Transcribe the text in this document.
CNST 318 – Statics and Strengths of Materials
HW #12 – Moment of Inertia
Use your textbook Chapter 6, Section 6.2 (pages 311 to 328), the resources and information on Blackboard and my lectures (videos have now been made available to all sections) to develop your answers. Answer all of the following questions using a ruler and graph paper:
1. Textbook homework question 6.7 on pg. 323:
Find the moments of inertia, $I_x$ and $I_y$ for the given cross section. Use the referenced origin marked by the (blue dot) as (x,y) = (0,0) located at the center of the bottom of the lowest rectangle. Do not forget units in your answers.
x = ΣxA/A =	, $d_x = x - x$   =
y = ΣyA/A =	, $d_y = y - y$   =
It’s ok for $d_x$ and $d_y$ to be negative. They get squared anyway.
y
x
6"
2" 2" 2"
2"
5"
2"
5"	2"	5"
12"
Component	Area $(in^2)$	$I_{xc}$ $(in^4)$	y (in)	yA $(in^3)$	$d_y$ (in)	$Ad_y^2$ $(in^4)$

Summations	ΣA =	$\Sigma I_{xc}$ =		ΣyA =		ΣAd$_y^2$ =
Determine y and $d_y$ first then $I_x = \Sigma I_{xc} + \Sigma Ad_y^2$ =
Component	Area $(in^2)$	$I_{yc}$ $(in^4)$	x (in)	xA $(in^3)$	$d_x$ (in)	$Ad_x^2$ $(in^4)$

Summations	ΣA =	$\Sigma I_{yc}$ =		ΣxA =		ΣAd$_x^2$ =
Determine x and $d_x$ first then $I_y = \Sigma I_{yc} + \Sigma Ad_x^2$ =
═══
REQUEST: Print the records above in full, exactly.

FINISHED ANSWER:
Transcribe the text in this document.
CNST 318 – Statics and Strengths of Materials
HW #12 – Moment of Inertia
Use your textbook Chapter 6, Section 6.2 (pages 311 to 328), the resources and information on Blackboard and my lectures (videos have now been made available to all sections) to develop your answers. Answer all of the following questions using a ruler and graph paper:
1. Textbook homework question 6.7 on pg. 323:
Find the moments of inertia, $I_x$ and $I_y$ for the given cross section. Use the referenced origin marked by the (blue dot) as (x,y) = (0,0) located at the center of the bottom of the lowest rectangle. Do not forget units in your answers.
x = ΣxA/A =	, $d_x = x - x$   =
y = ΣyA/A =	, $d_y = y - y$   =
It’s ok for $d_x$ and $d_y$ to be negative. They get squared anyway.
y
x
6"
2" 2" 2"
2"
5"
2"
5"	2"	5"
12"
Component	Area $(in^2)$	$I_{xc}$ $(in^4)$	y (in)	yA $(in^3)$	$d_y$ (in)	$Ad_y^2$ $(in^4)$

Summations	ΣA =	$\Sigma I_{xc}$ =		ΣyA =		ΣAd$_y^2$ =
Determine y and $d_y$ first then $I_x = \Sigma I_{xc} + \Sigma Ad_y^2$ =
Component	Area $(in^2)$	$I_{yc}$ $(in^4)$	x (in)	xA $(in^3)$	$d_x$ (in)	$Ad_x^2$ $(in^4)$

Summations	ΣA =	$\Sigma I_{yc}$ =		ΣxA =		ΣAd$_x^2$ =
Determine x and $d_x$ first then $I_y = \Sigma I_{yc} + \Sigma Ad_x^2$ =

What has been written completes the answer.